> Data provided:
····················

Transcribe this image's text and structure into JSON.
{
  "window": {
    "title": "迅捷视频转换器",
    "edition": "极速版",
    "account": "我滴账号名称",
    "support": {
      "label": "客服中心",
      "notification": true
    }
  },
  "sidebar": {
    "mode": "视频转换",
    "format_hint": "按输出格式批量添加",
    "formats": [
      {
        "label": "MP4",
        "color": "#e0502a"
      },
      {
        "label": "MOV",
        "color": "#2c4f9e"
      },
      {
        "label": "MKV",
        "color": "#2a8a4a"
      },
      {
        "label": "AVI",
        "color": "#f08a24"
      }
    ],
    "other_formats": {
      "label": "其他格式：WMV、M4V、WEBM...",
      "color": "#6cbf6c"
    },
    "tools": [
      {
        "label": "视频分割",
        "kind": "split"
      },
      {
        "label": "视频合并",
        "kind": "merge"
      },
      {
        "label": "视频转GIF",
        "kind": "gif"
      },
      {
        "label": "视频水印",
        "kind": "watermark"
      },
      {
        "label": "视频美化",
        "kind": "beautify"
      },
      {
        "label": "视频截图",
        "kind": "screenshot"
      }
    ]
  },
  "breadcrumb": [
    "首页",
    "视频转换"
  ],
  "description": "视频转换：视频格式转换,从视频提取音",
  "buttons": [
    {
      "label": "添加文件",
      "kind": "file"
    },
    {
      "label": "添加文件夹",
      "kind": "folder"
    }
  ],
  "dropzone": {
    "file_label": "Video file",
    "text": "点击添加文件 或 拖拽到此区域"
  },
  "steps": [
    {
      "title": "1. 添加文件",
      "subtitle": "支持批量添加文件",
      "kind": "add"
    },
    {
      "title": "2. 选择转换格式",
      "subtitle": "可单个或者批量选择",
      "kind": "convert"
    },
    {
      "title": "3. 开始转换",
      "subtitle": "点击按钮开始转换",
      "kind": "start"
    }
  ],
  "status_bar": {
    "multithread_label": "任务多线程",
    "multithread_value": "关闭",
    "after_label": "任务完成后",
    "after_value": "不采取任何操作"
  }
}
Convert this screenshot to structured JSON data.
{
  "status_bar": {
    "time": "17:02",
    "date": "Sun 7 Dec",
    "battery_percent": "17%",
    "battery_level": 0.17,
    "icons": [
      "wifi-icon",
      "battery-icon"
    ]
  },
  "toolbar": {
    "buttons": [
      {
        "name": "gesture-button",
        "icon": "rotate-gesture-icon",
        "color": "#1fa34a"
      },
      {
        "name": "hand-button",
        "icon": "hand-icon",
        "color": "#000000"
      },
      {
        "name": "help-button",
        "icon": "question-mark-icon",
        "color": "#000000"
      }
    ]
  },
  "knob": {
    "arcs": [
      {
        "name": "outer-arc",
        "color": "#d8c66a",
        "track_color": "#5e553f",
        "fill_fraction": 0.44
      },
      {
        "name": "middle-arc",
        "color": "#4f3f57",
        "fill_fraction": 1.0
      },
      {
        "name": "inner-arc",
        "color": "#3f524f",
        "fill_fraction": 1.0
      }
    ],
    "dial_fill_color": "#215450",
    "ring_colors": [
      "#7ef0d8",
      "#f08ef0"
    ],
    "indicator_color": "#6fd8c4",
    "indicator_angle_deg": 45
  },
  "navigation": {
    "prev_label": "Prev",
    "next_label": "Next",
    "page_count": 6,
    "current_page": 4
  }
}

····················

> Aim of the exercise:
Print all of the entries exactly as they are written.

> Output of the exercise:
Transcribe this image's text and structure into JSON.
{
  "window": {
    "title": "迅捷视频转换器",
    "edition": "极速版",
    "account": "我滴账号名称",
    "support": {
      "label": "客服中心",
      "notification": true
    }
  },
  "sidebar": {
    "mode": "视频转换",
    "format_hint": "按输出格式批量添加",
    "formats": [
      {
        "label": "MP4",
        "color": "#e0502a"
      },
      {
        "label": "MOV",
        "color": "#2c4f9e"
      },
      {
        "label": "MKV",
        "color": "#2a8a4a"
      },
      {
        "label": "AVI",
        "color": "#f08a24"
      }
    ],
    "other_formats": {
      "label": "其他格式：WMV、M4V、WEBM...",
      "color": "#6cbf6c"
    },
    "tools": [
      {
        "label": "视频分割",
        "kind": "split"
      },
      {
        "label": "视频合并",
        "kind": "merge"
      },
      {
        "label": "视频转GIF",
        "kind": "gif"
      },
      {
        "label": "视频水印",
        "kind": "watermark"
      },
      {
        "label": "视频美化",
        "kind": "beautify"
      },
      {
        "label": "视频截图",
        "kind": "screenshot"
      }
    ]
  },
  "breadcrumb": [
    "首页",
    "视频转换"
  ],
  "description": "视频转换：视频格式转换,从视频提取音",
  "buttons": [
    {
      "label": "添加文件",
      "kind": "file"
    },
    {
      "label": "添加文件夹",
      "kind": "folder"
    }
  ],
  "dropzone": {
    "file_label": "Video file",
    "text": "点击添加文件 或 拖拽到此区域"
  },
  "steps": [
    {
      "title": "1. 添加文件",
      "subtitle": "支持批量添加文件",
      "kind": "add"
    },
    {
      "title": "2. 选择转换格式",
      "subtitle": "可单个或者批量选择",
      "kind": "convert"
    },
    {
      "title": "3. 开始转换",
      "subtitle": "点击按钮开始转换",
      "kind": "start"
    }
  ],
  "status_bar": {
    "multithread_label": "任务多线程",
    "multithread_value": "关闭",
    "after_label": "任务完成后",
    "after_value": "不采取任何操作"
  }
}
Convert this screenshot to structured JSON data.
{
  "status_bar": {
    "time": "17:02",
    "date": "Sun 7 Dec",
    "battery_percent": "17%",
    "battery_level": 0.17,
    "icons": [
      "wifi-icon",
      "battery-icon"
    ]
  },
  "toolbar": {
    "buttons": [
      {
        "name": "gesture-button",
        "icon": "rotate-gesture-icon",
        "color": "#1fa34a"
      },
      {
        "name": "hand-button",
        "icon": "hand-icon",
        "color": "#000000"
      },
      {
        "name": "help-button",
        "icon": "question-mark-icon",
        "color": "#000000"
      }
    ]
  },
  "knob": {
    "arcs": [
      {
        "name": "outer-arc",
        "color": "#d8c66a",
        "track_color": "#5e553f",
        "fill_fraction": 0.44
      },
      {
        "name": "middle-arc",
        "color": "#4f3f57",
        "fill_fraction": 1.0
      },
      {
        "name": "inner-arc",
        "color": "#3f524f",
        "fill_fraction": 1.0
      }
    ],
    "dial_fill_color": "#215450",
    "ring_colors": [
      "#7ef0d8",
      "#f08ef0"
    ],
    "indicator_color": "#6fd8c4",
    "indicator_angle_deg": 45
  },
  "navigation": {
    "prev_label": "Prev",
    "next_label": "Next",
    "page_count": 6,
    "current_page": 4
  }
}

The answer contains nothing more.